## start

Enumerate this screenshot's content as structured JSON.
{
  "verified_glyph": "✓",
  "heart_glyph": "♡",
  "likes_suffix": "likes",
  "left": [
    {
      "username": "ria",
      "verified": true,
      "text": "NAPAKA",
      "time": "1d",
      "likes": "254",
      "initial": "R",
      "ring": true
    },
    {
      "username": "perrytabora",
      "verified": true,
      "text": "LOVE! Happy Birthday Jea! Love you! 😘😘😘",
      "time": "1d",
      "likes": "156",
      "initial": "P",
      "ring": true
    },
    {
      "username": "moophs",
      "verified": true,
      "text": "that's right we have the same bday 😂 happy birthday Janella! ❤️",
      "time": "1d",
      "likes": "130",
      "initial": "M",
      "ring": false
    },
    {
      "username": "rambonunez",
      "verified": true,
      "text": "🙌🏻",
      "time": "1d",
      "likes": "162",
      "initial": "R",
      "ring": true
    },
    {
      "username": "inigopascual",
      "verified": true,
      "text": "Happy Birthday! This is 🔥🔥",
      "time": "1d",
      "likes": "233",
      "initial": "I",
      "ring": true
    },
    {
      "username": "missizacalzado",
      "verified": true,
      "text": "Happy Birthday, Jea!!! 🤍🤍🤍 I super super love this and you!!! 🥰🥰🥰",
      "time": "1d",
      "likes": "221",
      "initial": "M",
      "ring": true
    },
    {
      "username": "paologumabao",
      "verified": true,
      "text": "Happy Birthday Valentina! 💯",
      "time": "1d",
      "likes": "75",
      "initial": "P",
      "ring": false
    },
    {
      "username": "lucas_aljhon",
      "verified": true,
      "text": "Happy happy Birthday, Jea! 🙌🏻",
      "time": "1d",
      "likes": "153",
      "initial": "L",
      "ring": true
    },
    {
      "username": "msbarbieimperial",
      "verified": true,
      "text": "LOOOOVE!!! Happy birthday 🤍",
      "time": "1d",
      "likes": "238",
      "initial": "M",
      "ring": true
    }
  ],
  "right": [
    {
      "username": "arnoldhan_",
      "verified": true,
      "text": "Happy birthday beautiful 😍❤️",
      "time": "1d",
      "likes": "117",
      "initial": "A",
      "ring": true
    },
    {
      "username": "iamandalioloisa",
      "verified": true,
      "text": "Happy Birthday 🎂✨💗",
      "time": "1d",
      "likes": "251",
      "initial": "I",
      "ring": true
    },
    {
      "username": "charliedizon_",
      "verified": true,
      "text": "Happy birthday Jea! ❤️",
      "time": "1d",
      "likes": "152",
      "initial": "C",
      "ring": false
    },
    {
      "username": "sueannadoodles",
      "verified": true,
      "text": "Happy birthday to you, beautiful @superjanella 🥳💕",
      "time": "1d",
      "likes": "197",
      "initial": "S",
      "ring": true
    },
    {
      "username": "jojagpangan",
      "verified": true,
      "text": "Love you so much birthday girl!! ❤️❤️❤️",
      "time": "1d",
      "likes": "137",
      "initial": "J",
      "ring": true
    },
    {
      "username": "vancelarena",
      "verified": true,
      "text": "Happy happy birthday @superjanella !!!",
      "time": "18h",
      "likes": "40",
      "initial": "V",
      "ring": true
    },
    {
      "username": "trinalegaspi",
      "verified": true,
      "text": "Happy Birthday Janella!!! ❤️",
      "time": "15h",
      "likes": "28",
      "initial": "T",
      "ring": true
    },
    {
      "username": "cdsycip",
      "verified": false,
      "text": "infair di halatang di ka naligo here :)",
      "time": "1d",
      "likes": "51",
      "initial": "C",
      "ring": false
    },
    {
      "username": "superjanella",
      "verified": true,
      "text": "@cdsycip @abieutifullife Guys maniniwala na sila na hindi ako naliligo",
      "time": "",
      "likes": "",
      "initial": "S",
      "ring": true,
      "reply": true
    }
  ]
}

## end

§ Instructions for the task:
Give the number of lines above that hold the word "beautiful", and nothing more.

§ Result below:
2